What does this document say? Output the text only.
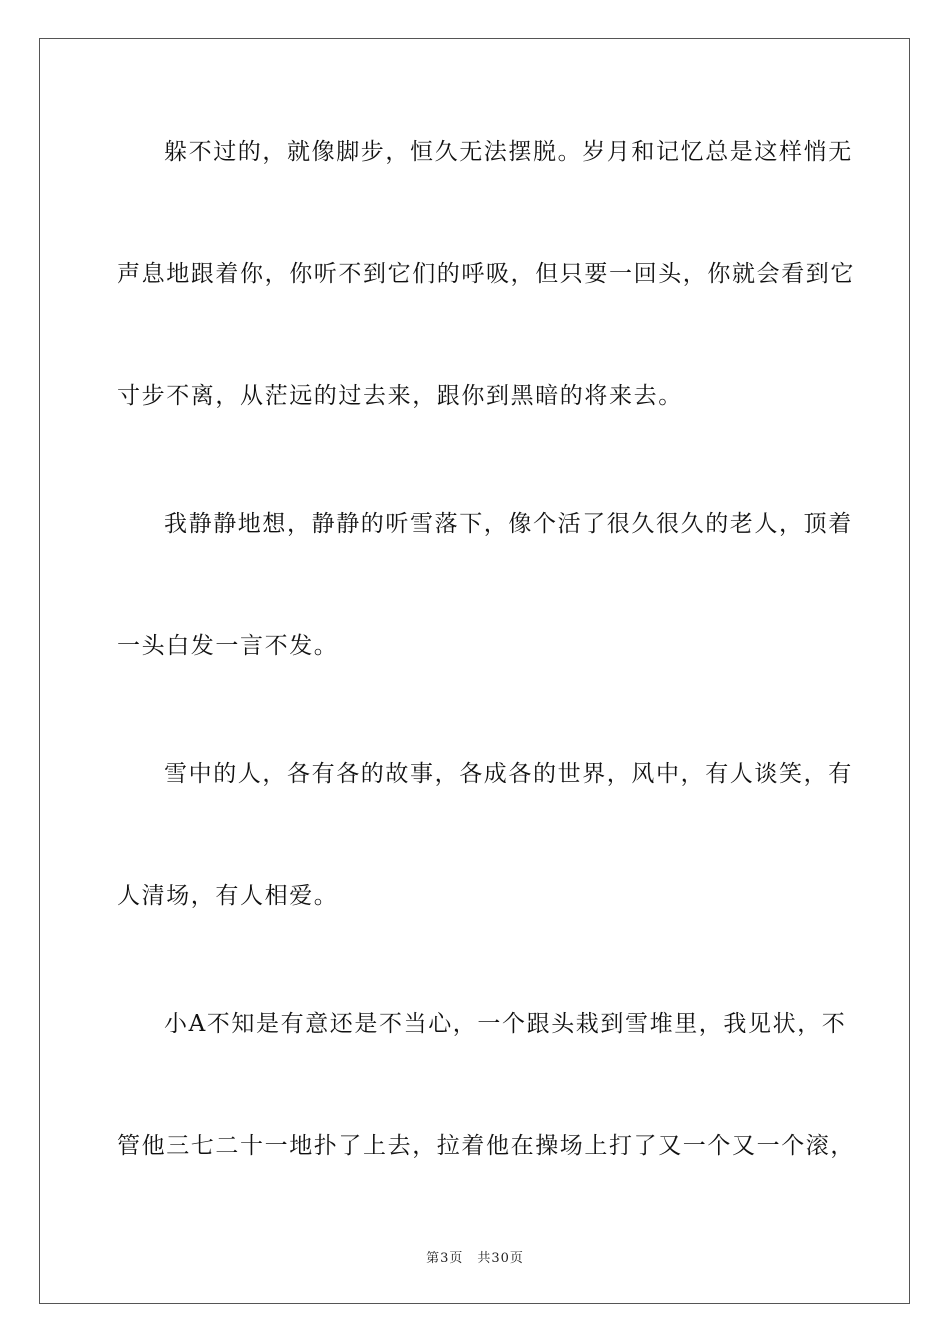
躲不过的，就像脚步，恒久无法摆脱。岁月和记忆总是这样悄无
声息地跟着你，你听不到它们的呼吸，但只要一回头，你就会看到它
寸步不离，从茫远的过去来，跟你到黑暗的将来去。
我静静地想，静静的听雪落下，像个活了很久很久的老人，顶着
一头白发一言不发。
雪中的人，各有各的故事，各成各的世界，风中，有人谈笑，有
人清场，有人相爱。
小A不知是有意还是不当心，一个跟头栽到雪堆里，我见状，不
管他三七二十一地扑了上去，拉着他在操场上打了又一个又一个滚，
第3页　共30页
■ ■ ■
All of the data needs repeating exactly, but the pictures do not.

Full output:
What does this document say? Output the text only.
躲不过的，就像脚步，恒久无法摆脱。岁月和记忆总是这样悄无
声息地跟着你，你听不到它们的呼吸，但只要一回头，你就会看到它
寸步不离，从茫远的过去来，跟你到黑暗的将来去。
我静静地想，静静的听雪落下，像个活了很久很久的老人，顶着
一头白发一言不发。
雪中的人，各有各的故事，各成各的世界，风中，有人谈笑，有
人清场，有人相爱。
小A不知是有意还是不当心，一个跟头栽到雪堆里，我见状，不
管他三七二十一地扑了上去，拉着他在操场上打了又一个又一个滚，
第3页　共30页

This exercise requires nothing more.